- _EXERCISE INSTRUCTIONS_: Where a picture appears, leave it out, and print the rest of the records as they are.
THE DATA START
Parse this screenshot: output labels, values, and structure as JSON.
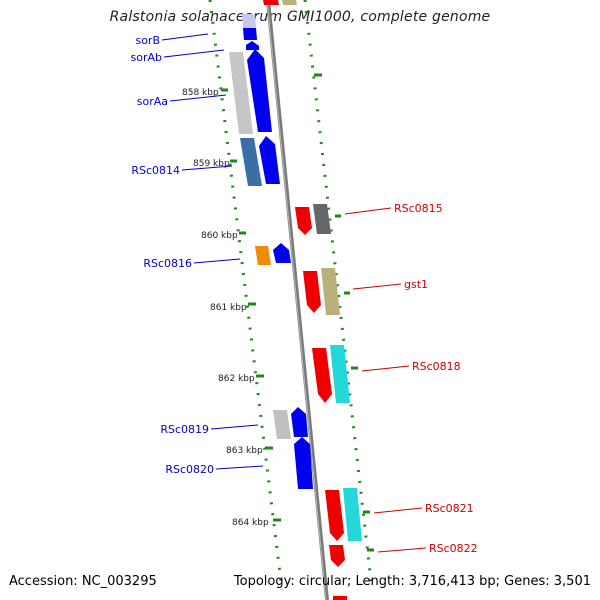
{
  "title": "Ralstonia solanacearum GMI1000, complete genome",
  "footer": {
    "accession": "Accession: NC_003295",
    "summary": "Topology: circular; Length: 3,716,413 bp; Genes: 3,501"
  },
  "colors": {
    "forward_label": "#0000cc",
    "reverse_label": "#cc0000",
    "backbone": "#888888",
    "gc_dots": "#1a8a1a"
  },
  "ticks": [
    {
      "label": "858 kbp"
    },
    {
      "label": "859 kbp"
    },
    {
      "label": "860 kbp"
    },
    {
      "label": "861 kbp"
    },
    {
      "label": "862 kbp"
    },
    {
      "label": "863 kbp"
    },
    {
      "label": "864 kbp"
    }
  ],
  "genes_forward": [
    {
      "label": "sorB"
    },
    {
      "label": "sorAb"
    },
    {
      "label": "sorAa"
    },
    {
      "label": "RSc0814"
    },
    {
      "label": "RSc0816"
    },
    {
      "label": "RSc0819"
    },
    {
      "label": "RSc0820"
    }
  ],
  "genes_reverse": [
    {
      "label": "RSc0815"
    },
    {
      "label": "gst1"
    },
    {
      "label": "RSc0818"
    },
    {
      "label": "RSc0821"
    },
    {
      "label": "RSc0822"
    }
  ]
}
THE DATA END
- _EXERCISE RESULT_:
Parse this screenshot: output labels, values, and structure as JSON.
{
  "title": "Ralstonia solanacearum GMI1000, complete genome",
  "footer": {
    "accession": "Accession: NC_003295",
    "summary": "Topology: circular; Length: 3,716,413 bp; Genes: 3,501"
  },
  "colors": {
    "forward_label": "#0000cc",
    "reverse_label": "#cc0000",
    "backbone": "#888888",
    "gc_dots": "#1a8a1a"
  },
  "ticks": [
    {
      "label": "858 kbp"
    },
    {
      "label": "859 kbp"
    },
    {
      "label": "860 kbp"
    },
    {
      "label": "861 kbp"
    },
    {
      "label": "862 kbp"
    },
    {
      "label": "863 kbp"
    },
    {
      "label": "864 kbp"
    }
  ],
  "genes_forward": [
    {
      "label": "sorB"
    },
    {
      "label": "sorAb"
    },
    {
      "label": "sorAa"
    },
    {
      "label": "RSc0814"
    },
    {
      "label": "RSc0816"
    },
    {
      "label": "RSc0819"
    },
    {
      "label": "RSc0820"
    }
  ],
  "genes_reverse": [
    {
      "label": "RSc0815"
    },
    {
      "label": "gst1"
    },
    {
      "label": "RSc0818"
    },
    {
      "label": "RSc0821"
    },
    {
      "label": "RSc0822"
    }
  ]
}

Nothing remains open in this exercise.